◆ **PROBLEM DESCRIPTION**
Report each line of the data that has "流感病人打喷嚏时" somewhere in it.

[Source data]
■ ■ ■ ■ ■

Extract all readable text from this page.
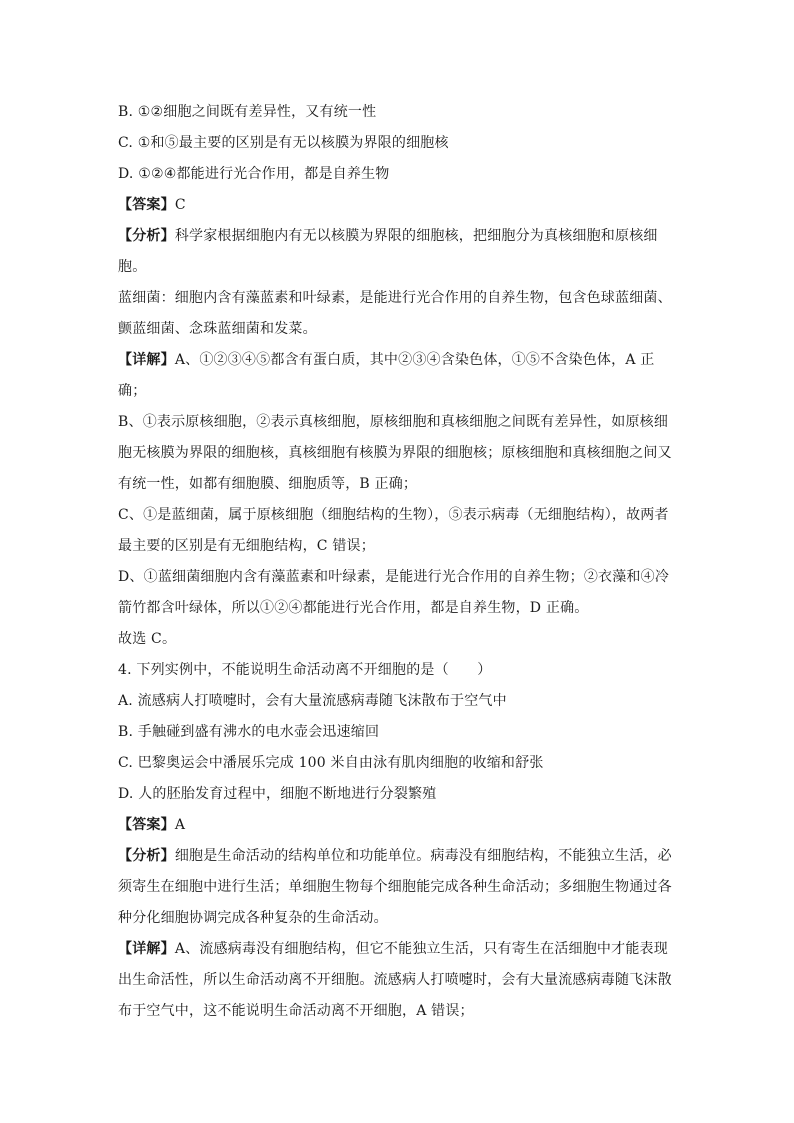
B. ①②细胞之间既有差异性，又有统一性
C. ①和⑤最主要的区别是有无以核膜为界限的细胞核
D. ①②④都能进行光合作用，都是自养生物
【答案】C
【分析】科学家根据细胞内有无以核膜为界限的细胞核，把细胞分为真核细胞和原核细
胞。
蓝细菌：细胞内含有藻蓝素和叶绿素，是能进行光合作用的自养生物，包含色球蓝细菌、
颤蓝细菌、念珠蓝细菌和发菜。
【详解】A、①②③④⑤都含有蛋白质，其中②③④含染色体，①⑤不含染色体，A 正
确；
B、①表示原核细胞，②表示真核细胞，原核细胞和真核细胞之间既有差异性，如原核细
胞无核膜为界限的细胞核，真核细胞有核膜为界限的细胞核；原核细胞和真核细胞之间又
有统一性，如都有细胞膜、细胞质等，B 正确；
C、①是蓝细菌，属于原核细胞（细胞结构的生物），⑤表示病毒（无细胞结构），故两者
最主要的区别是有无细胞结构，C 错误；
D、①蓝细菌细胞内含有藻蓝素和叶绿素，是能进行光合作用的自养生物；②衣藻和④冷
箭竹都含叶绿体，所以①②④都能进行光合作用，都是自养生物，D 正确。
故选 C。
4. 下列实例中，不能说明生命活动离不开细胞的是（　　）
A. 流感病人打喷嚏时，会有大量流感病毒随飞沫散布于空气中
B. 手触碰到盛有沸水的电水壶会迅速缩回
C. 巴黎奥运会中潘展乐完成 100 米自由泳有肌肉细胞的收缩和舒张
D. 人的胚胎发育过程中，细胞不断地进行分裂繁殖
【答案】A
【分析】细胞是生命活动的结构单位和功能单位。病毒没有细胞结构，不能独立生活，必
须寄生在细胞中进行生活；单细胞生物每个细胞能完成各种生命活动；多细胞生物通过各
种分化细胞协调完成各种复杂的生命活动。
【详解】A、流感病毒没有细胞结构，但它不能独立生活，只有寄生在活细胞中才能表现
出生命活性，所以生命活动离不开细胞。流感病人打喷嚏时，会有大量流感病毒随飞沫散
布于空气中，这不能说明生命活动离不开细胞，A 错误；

■ ■ ■ ■ ■

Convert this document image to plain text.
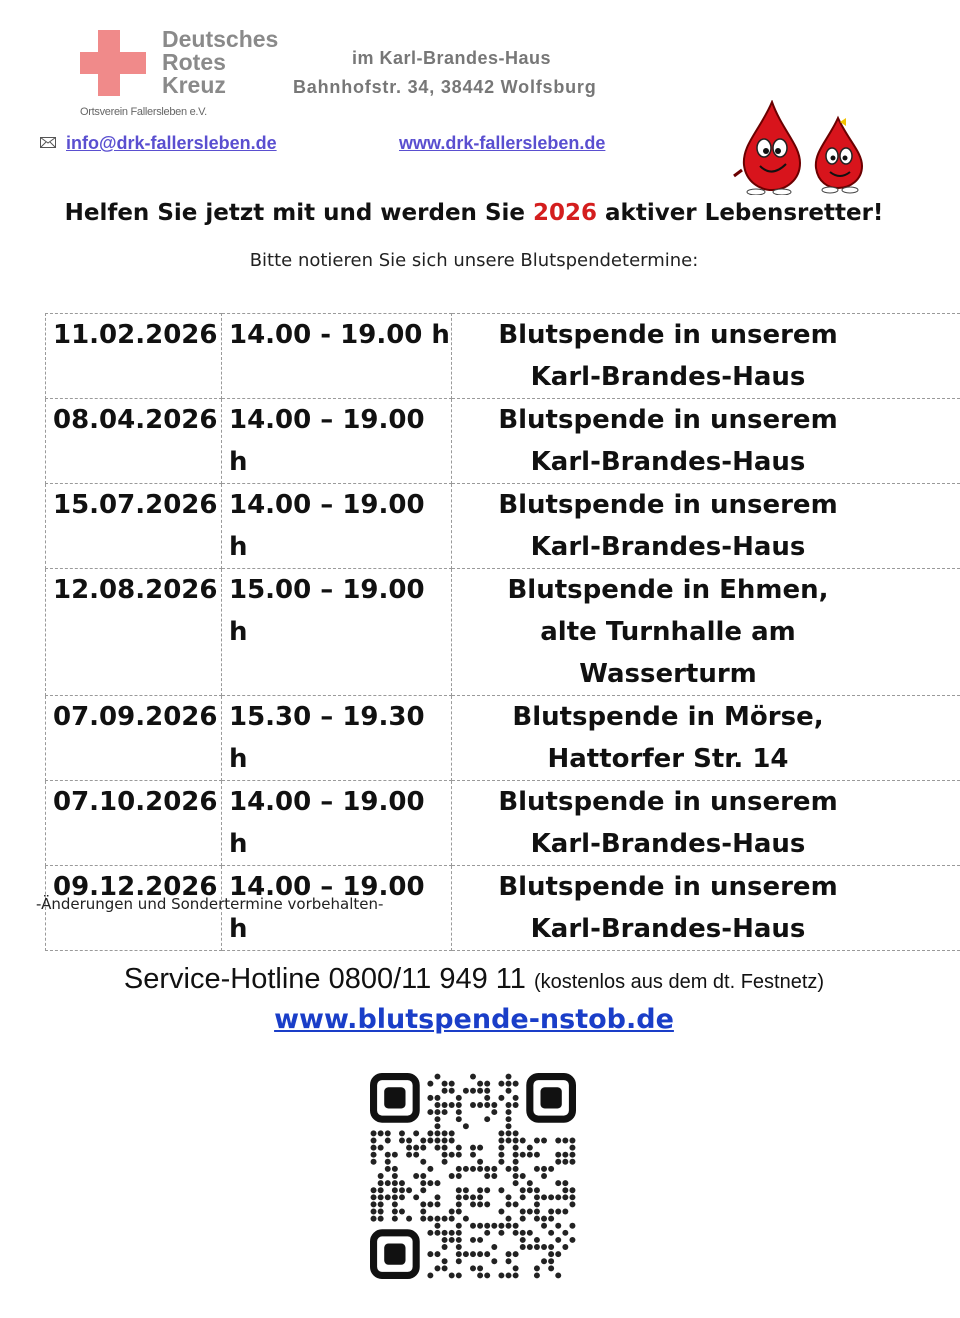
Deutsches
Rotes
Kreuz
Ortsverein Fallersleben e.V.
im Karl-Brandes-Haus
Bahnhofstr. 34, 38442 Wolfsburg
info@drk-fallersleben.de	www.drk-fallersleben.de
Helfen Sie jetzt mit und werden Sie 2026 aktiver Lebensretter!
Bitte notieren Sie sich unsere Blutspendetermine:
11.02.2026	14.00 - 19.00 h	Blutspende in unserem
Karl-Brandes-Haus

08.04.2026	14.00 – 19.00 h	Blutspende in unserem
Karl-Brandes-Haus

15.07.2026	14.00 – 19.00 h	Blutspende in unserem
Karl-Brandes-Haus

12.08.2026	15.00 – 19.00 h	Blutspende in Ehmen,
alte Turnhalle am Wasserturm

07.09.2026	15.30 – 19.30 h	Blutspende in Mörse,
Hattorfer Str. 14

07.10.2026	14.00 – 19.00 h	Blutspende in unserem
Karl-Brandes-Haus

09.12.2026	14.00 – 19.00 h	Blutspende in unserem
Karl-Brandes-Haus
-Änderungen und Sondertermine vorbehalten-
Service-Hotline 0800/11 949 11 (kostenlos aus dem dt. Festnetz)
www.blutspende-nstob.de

■ ■ ■ ■ ■

◆ **EXERCISE OUTPUT**
A. 流感病人打喷嚏时，会有大量流感病毒随飞沫散布于空气中
出生命活性，所以生命活动离不开细胞。流感病人打喷嚏时，会有大量流感病毒随飞沫散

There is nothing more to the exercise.